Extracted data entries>
--------
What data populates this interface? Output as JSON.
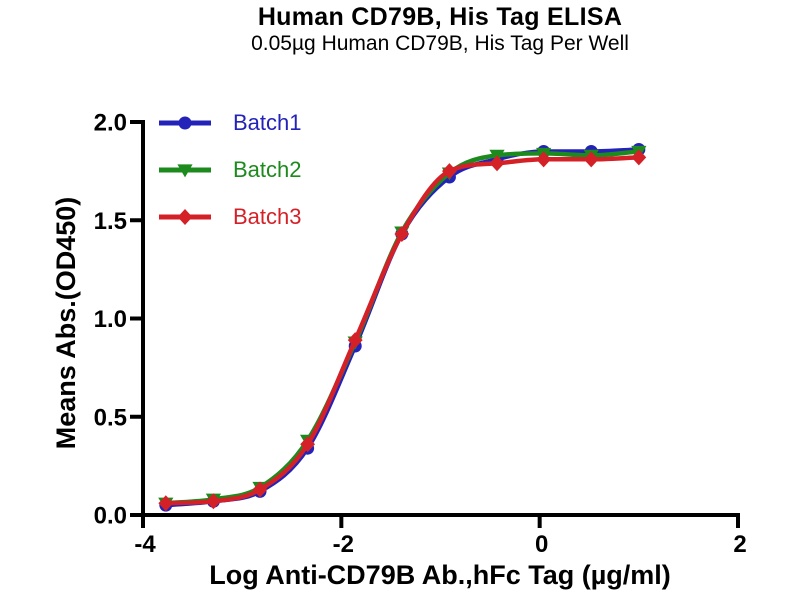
{
  "chart_data": {
    "type": "line",
    "title": "Human CD79B, His Tag ELISA",
    "subtitle": "0.05µg Human CD79B, His Tag Per Well",
    "xlabel": "Log Anti-CD79B Ab.,hFc Tag (µg/ml)",
    "ylabel": "Means Abs.(OD450)",
    "xlim": [
      -4,
      2
    ],
    "ylim": [
      0,
      2
    ],
    "xticks": [
      -4,
      -2,
      0,
      2
    ],
    "xtick_labels": [
      "-4",
      "-2",
      "0",
      "2"
    ],
    "yticks": [
      0,
      0.5,
      1.0,
      1.5,
      2.0
    ],
    "ytick_labels": [
      "0.0",
      "0.5",
      "1.0",
      "1.5",
      "2.0"
    ],
    "grid": false,
    "legend_position": "inside-top-left",
    "axis_color": "#000000",
    "x": [
      -3.77,
      -3.29,
      -2.82,
      -2.34,
      -1.86,
      -1.39,
      -0.91,
      -0.43,
      0.04,
      0.52,
      1.0
    ],
    "series": [
      {
        "name": "Batch1",
        "color": "#2323B9",
        "marker": "circle",
        "values": [
          0.05,
          0.07,
          0.12,
          0.34,
          0.86,
          1.43,
          1.72,
          1.81,
          1.85,
          1.85,
          1.86
        ]
      },
      {
        "name": "Batch2",
        "color": "#1D8A1D",
        "marker": "triangle-down",
        "values": [
          0.06,
          0.08,
          0.14,
          0.38,
          0.88,
          1.44,
          1.74,
          1.83,
          1.84,
          1.83,
          1.85
        ]
      },
      {
        "name": "Batch3",
        "color": "#D42128",
        "marker": "diamond",
        "values": [
          0.06,
          0.07,
          0.13,
          0.36,
          0.89,
          1.43,
          1.75,
          1.79,
          1.81,
          1.81,
          1.82
        ]
      }
    ]
  }
}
--------
Prompt> State only how many lines in the material include "name".

Task response> 3